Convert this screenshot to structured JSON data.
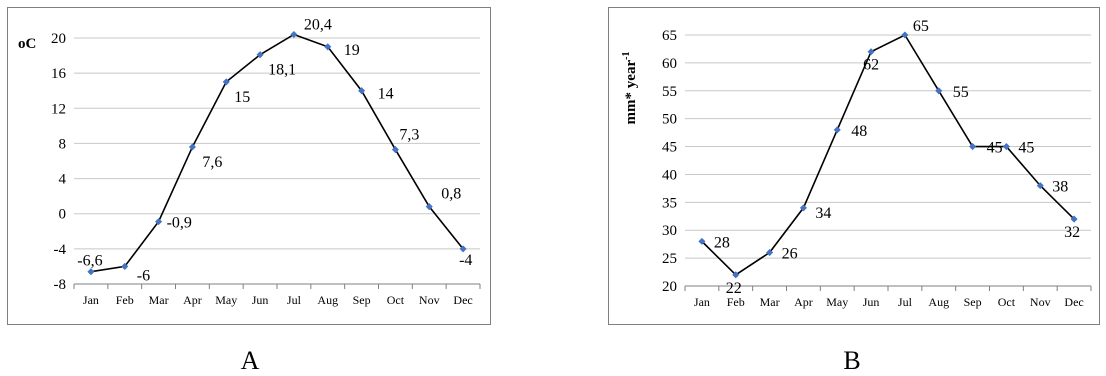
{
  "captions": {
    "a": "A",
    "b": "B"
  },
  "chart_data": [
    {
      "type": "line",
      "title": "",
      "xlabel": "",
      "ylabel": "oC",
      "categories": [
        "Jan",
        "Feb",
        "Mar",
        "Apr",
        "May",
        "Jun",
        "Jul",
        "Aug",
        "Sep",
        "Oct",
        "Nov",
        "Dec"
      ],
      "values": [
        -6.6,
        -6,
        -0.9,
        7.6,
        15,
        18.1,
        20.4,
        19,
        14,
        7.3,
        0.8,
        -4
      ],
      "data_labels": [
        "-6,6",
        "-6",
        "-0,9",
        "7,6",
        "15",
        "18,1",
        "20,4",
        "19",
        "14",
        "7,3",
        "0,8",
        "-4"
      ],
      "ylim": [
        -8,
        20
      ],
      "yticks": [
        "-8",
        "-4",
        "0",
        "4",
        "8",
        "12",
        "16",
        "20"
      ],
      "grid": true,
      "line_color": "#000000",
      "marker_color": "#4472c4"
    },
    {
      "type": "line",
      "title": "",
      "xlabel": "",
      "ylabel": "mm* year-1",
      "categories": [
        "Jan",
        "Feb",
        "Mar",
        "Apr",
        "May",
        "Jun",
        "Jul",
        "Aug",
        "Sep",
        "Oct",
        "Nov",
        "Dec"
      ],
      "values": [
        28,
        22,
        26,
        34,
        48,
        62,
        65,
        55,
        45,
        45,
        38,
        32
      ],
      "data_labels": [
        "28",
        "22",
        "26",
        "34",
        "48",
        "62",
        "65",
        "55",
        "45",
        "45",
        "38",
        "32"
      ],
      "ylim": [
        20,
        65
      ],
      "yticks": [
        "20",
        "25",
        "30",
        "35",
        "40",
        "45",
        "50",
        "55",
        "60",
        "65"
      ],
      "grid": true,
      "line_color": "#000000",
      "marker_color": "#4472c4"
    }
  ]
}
++++++++
# EXERCISE OBJECTIVE:
Quote the preceding listing precisely and completely, omitting its images.

# THE REPLY:
Convert this screenshot to structured JSON data.
{
  "captions": {
    "a": "A",
    "b": "B"
  },
  "chart_data": [
    {
      "type": "line",
      "title": "",
      "xlabel": "",
      "ylabel": "oC",
      "categories": [
        "Jan",
        "Feb",
        "Mar",
        "Apr",
        "May",
        "Jun",
        "Jul",
        "Aug",
        "Sep",
        "Oct",
        "Nov",
        "Dec"
      ],
      "values": [
        -6.6,
        -6,
        -0.9,
        7.6,
        15,
        18.1,
        20.4,
        19,
        14,
        7.3,
        0.8,
        -4
      ],
      "data_labels": [
        "-6,6",
        "-6",
        "-0,9",
        "7,6",
        "15",
        "18,1",
        "20,4",
        "19",
        "14",
        "7,3",
        "0,8",
        "-4"
      ],
      "ylim": [
        -8,
        20
      ],
      "yticks": [
        "-8",
        "-4",
        "0",
        "4",
        "8",
        "12",
        "16",
        "20"
      ],
      "grid": true,
      "line_color": "#000000",
      "marker_color": "#4472c4"
    },
    {
      "type": "line",
      "title": "",
      "xlabel": "",
      "ylabel": "mm* year-1",
      "categories": [
        "Jan",
        "Feb",
        "Mar",
        "Apr",
        "May",
        "Jun",
        "Jul",
        "Aug",
        "Sep",
        "Oct",
        "Nov",
        "Dec"
      ],
      "values": [
        28,
        22,
        26,
        34,
        48,
        62,
        65,
        55,
        45,
        45,
        38,
        32
      ],
      "data_labels": [
        "28",
        "22",
        "26",
        "34",
        "48",
        "62",
        "65",
        "55",
        "45",
        "45",
        "38",
        "32"
      ],
      "ylim": [
        20,
        65
      ],
      "yticks": [
        "20",
        "25",
        "30",
        "35",
        "40",
        "45",
        "50",
        "55",
        "60",
        "65"
      ],
      "grid": true,
      "line_color": "#000000",
      "marker_color": "#4472c4"
    }
  ]
}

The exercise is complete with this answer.